Given request:
Identify every line containing the word "pressure" and reproduce each one.

┌─ Supplied material

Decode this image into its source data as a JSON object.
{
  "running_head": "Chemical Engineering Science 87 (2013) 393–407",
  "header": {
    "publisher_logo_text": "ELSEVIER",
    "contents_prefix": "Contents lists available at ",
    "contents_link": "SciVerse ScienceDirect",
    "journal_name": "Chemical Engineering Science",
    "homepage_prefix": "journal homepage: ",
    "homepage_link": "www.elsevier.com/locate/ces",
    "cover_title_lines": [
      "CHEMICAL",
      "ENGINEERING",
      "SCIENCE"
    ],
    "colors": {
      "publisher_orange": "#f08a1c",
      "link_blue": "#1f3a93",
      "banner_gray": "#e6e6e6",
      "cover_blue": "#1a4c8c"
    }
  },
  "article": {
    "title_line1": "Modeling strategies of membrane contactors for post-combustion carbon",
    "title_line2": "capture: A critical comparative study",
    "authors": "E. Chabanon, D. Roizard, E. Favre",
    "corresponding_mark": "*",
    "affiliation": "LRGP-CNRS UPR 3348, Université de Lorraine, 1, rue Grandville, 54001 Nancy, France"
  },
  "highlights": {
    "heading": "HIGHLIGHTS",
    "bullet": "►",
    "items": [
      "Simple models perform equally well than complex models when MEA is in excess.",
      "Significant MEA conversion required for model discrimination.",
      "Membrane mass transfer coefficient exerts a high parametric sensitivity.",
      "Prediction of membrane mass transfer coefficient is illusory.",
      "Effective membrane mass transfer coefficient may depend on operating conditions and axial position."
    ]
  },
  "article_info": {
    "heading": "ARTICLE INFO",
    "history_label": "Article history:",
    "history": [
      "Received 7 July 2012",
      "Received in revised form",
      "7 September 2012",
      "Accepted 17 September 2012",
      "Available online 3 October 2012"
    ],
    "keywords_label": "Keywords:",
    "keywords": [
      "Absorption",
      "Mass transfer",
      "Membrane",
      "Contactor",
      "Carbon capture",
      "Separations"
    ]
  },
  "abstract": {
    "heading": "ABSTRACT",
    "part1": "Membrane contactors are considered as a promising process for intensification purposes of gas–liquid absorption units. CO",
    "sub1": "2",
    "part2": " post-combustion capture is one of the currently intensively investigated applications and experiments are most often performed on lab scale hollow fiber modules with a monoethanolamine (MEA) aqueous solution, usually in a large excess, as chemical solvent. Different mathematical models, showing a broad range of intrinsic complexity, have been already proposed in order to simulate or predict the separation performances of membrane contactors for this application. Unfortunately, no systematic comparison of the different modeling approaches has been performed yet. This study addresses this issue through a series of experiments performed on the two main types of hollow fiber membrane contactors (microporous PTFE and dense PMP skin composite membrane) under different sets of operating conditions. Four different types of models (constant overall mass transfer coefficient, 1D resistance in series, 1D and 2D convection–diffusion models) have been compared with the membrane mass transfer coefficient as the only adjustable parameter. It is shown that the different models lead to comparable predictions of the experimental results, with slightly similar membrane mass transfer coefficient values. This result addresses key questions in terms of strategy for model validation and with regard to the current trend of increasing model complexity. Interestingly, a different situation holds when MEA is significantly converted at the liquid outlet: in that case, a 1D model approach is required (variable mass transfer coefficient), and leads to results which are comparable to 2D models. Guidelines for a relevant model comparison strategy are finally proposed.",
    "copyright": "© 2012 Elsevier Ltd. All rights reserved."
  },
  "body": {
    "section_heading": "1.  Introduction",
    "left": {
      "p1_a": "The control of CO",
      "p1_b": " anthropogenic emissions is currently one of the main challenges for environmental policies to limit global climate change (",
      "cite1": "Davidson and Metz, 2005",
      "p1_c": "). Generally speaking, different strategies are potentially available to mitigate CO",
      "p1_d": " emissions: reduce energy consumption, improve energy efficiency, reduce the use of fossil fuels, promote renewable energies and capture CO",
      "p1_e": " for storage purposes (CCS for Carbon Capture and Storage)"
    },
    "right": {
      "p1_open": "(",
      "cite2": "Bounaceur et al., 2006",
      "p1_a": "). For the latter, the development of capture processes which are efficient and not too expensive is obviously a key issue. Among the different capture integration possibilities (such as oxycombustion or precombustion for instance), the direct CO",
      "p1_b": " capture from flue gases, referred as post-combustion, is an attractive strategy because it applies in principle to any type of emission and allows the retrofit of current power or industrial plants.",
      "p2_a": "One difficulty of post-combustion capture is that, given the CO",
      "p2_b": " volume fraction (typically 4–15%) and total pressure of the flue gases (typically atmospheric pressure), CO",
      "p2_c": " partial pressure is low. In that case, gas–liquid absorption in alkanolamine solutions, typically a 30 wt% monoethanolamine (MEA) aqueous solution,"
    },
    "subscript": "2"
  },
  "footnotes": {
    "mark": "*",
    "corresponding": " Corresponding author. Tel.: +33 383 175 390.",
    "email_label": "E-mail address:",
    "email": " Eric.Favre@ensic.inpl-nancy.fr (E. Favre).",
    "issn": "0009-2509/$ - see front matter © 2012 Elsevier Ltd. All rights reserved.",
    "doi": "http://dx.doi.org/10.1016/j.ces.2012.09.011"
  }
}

└─

Answer:
      "p2_b": " volume fraction (typically 4–15%) and total pressure of the flue gases (typically atmospheric pressure), CO",
      "p2_c": " partial pressure is low. In that case, gas–liquid absorption in alkanolamine solutions, typically a 30 wt% monoethanolamine (MEA) aqueous solution,"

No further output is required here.